Provide the count of lines that hold "JSON" and no other output.
— START OF Data for the task —
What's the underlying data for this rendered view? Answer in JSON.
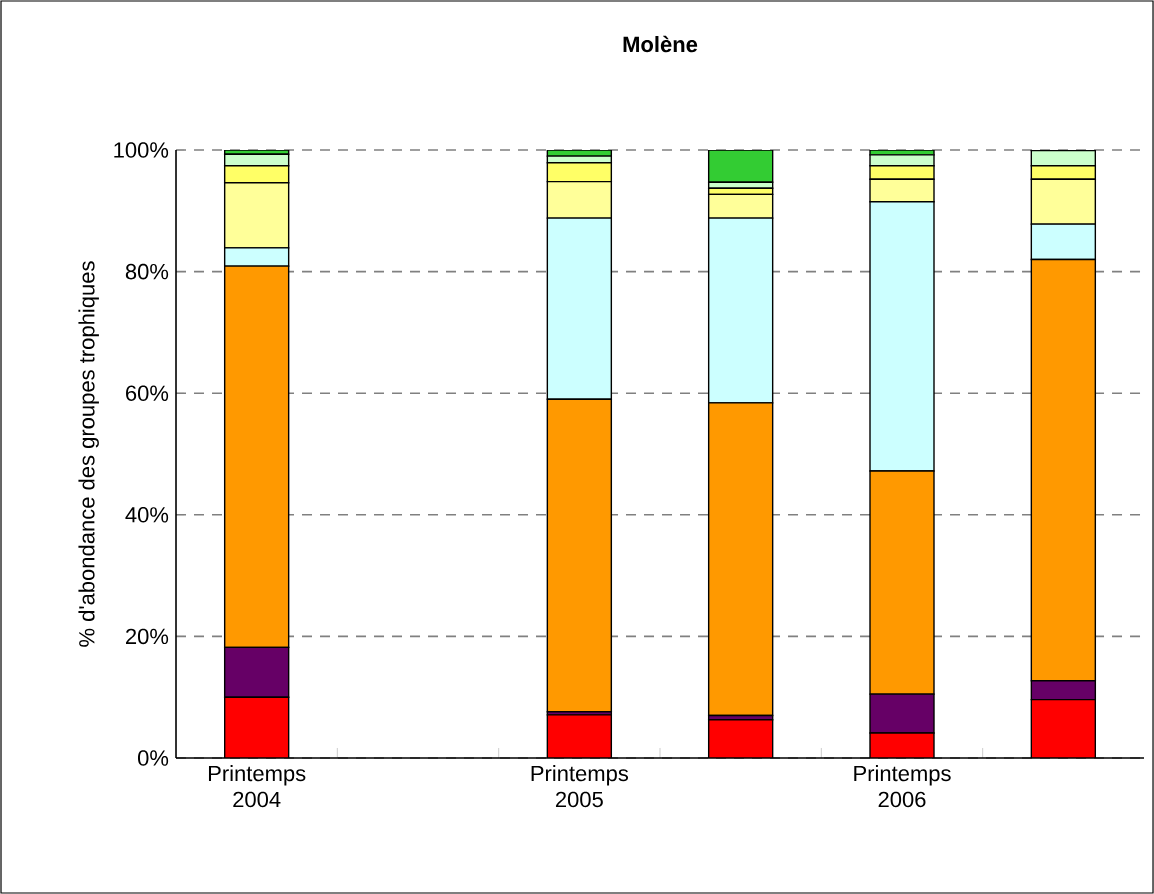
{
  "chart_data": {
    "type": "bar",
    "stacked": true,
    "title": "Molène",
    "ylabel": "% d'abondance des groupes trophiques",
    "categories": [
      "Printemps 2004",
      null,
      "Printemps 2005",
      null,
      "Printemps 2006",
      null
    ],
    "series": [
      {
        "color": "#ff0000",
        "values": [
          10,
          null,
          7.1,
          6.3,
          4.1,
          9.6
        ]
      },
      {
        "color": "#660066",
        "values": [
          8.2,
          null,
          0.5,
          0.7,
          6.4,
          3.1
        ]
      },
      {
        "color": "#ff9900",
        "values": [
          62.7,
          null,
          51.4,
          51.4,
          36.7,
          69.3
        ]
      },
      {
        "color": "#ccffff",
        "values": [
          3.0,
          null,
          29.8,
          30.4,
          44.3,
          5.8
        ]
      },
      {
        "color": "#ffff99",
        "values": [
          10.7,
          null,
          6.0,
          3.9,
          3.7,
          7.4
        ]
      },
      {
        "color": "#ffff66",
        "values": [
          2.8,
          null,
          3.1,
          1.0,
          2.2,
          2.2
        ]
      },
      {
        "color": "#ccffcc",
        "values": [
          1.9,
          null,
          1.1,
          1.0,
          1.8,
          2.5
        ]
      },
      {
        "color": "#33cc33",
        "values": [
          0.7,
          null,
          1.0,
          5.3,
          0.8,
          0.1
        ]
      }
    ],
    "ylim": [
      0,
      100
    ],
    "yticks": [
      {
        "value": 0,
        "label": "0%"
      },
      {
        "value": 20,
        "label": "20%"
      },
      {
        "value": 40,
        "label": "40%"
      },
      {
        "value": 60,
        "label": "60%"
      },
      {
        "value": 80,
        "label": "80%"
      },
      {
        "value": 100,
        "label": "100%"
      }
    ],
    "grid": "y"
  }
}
— END OF Data for the task —
— START OF Data for the task —
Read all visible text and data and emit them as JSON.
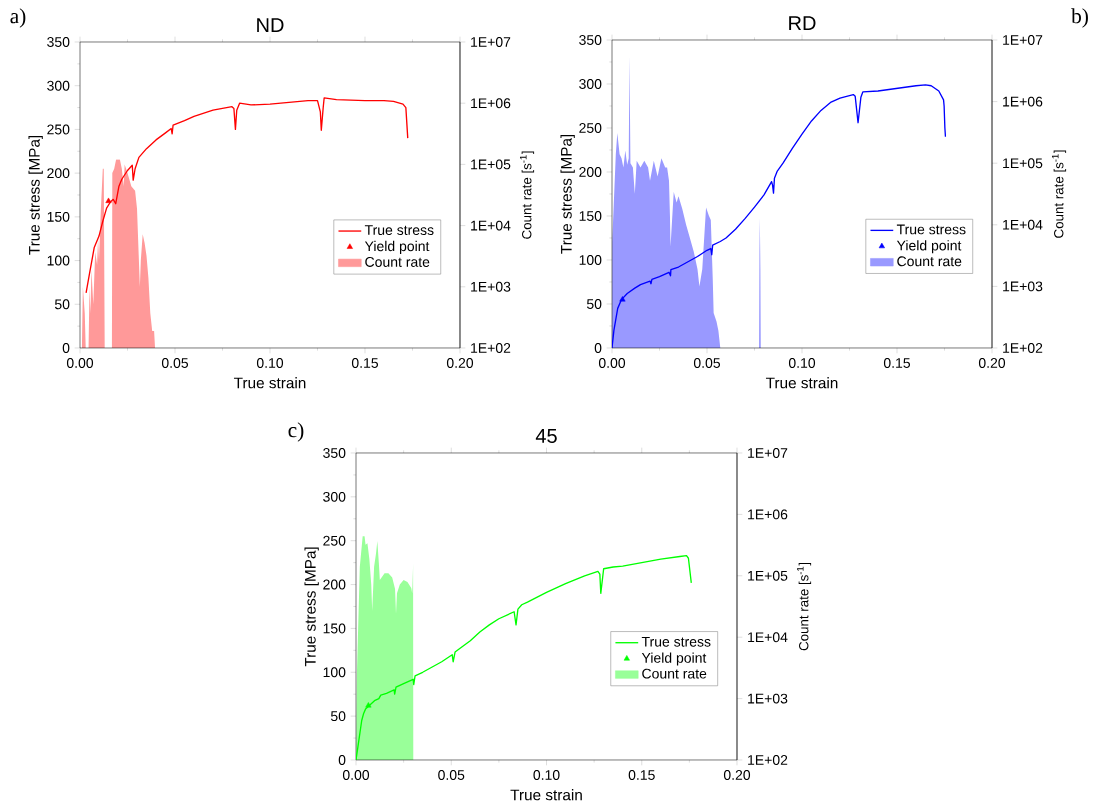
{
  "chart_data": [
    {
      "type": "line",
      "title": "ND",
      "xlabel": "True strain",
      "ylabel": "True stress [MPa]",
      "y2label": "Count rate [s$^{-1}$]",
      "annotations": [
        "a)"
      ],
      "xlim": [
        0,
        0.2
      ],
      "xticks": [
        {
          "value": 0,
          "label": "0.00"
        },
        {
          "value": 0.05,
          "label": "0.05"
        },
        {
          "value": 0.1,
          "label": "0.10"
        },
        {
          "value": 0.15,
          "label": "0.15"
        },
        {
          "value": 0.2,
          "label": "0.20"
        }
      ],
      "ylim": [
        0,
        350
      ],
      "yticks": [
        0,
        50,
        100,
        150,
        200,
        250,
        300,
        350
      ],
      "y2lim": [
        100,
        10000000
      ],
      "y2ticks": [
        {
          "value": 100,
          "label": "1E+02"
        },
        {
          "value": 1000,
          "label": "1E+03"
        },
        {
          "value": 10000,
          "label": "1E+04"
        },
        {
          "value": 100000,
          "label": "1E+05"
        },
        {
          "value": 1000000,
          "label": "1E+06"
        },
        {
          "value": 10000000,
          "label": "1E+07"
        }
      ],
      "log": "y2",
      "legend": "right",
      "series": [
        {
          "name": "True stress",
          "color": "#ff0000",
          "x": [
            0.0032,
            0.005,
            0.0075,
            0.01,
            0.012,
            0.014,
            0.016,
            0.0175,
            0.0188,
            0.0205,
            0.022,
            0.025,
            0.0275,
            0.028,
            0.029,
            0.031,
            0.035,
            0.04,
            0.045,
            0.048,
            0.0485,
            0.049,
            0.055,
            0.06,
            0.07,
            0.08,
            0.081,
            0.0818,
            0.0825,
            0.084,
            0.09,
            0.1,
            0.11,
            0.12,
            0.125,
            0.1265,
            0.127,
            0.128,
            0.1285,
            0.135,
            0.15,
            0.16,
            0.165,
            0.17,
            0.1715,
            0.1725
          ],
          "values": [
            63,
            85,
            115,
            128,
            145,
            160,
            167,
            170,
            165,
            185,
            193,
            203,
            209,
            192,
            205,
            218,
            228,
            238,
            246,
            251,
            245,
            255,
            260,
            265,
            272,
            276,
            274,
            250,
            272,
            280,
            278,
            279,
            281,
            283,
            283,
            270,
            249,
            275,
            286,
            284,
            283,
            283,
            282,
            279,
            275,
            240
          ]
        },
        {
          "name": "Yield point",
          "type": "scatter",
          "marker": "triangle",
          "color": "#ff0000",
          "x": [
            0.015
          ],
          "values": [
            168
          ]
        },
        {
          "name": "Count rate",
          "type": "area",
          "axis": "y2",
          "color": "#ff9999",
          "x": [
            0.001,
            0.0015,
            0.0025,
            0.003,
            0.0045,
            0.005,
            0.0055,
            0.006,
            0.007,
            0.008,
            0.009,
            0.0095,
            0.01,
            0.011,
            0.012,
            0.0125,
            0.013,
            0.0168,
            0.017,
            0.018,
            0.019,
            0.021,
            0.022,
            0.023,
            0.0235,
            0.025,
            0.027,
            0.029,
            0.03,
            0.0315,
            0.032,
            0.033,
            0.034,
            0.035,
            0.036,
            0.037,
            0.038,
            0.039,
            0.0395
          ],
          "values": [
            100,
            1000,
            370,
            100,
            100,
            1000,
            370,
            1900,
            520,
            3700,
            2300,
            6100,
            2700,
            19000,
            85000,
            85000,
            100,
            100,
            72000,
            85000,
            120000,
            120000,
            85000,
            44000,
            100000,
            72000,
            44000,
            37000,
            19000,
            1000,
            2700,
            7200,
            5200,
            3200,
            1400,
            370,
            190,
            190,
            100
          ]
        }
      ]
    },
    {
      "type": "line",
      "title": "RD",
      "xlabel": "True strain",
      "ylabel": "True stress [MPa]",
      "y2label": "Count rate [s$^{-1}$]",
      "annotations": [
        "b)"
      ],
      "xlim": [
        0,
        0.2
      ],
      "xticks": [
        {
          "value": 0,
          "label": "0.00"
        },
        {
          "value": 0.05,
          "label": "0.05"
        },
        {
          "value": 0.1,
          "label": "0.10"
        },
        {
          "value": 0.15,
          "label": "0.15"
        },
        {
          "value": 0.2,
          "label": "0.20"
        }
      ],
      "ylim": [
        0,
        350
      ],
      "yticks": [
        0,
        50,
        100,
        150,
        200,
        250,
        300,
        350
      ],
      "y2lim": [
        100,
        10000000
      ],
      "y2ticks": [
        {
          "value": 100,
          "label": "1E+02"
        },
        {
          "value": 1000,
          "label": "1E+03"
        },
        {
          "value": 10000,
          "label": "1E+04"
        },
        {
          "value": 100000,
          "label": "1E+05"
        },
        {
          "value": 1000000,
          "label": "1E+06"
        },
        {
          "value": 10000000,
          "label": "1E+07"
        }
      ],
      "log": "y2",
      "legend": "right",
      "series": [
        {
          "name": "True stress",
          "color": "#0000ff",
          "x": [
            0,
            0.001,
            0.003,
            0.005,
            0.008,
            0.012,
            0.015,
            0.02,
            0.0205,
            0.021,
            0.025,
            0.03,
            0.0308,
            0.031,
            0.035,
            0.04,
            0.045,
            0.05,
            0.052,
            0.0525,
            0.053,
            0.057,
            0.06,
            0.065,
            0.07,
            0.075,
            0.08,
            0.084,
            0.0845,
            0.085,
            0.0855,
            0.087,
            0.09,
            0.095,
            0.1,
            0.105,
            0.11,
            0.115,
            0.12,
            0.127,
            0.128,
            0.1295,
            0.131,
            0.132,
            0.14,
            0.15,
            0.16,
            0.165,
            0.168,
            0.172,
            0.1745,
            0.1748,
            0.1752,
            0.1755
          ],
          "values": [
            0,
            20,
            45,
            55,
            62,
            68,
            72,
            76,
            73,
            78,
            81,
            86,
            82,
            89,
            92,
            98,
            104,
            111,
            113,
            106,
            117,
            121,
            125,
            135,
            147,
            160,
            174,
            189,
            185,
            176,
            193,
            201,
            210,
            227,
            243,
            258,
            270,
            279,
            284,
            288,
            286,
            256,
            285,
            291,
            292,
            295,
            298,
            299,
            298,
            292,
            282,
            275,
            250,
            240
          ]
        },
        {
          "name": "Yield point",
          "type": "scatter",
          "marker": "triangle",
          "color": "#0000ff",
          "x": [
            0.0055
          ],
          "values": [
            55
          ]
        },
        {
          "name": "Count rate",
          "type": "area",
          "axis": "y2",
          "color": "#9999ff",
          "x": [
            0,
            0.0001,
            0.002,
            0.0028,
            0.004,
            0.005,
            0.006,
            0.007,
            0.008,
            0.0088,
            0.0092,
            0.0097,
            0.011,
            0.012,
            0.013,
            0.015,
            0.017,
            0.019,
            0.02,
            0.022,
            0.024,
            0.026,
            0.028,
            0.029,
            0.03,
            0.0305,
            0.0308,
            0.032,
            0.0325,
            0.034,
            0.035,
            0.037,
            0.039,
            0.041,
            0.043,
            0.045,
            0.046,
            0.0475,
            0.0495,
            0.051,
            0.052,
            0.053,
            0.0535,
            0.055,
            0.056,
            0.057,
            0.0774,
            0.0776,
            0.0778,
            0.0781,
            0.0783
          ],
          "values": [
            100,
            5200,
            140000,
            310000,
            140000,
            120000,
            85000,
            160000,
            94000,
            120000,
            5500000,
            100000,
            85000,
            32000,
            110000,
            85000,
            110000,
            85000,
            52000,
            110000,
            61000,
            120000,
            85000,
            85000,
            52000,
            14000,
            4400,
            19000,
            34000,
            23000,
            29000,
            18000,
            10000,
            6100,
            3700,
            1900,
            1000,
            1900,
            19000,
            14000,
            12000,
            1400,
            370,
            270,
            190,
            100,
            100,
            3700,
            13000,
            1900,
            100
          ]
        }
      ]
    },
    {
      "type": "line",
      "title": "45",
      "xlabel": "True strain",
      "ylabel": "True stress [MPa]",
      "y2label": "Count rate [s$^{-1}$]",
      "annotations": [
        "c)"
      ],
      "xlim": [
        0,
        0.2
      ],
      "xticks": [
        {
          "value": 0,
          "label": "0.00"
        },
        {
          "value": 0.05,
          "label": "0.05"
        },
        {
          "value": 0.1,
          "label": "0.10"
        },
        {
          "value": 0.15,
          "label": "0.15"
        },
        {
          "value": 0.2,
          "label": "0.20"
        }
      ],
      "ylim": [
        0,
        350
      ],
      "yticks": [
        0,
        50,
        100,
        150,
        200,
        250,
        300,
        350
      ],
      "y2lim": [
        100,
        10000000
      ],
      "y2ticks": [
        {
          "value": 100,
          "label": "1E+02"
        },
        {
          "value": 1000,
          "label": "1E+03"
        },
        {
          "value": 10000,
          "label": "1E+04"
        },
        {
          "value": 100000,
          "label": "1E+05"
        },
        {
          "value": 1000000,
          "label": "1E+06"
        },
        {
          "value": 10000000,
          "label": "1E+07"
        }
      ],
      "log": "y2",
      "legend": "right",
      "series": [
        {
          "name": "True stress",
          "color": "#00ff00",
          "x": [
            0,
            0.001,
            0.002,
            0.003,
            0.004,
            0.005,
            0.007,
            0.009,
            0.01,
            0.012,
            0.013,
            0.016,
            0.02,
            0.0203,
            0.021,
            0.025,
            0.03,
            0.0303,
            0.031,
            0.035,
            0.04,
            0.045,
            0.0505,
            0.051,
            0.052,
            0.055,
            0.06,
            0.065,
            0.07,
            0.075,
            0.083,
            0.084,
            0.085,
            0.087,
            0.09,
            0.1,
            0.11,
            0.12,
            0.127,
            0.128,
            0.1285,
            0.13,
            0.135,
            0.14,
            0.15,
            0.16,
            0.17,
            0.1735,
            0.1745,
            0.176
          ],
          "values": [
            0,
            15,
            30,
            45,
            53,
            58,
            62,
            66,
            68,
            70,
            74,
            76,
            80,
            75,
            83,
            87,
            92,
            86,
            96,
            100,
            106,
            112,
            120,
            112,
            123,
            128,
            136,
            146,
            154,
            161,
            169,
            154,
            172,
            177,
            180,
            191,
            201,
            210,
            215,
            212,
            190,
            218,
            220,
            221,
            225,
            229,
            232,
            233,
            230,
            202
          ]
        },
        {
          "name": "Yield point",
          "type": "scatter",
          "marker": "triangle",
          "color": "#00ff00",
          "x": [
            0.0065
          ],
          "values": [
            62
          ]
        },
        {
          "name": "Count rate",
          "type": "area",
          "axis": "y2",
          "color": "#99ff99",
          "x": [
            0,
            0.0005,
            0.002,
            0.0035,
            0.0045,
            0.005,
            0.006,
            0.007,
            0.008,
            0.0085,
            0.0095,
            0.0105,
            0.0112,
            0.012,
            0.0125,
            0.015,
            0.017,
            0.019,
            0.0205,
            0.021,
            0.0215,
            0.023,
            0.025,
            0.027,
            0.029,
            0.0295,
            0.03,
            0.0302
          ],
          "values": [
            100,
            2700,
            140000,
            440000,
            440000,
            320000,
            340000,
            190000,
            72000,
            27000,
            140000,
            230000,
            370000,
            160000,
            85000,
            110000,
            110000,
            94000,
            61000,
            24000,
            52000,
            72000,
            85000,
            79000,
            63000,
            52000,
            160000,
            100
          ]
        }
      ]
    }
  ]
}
— END OF Data for the task —
_Task output_
2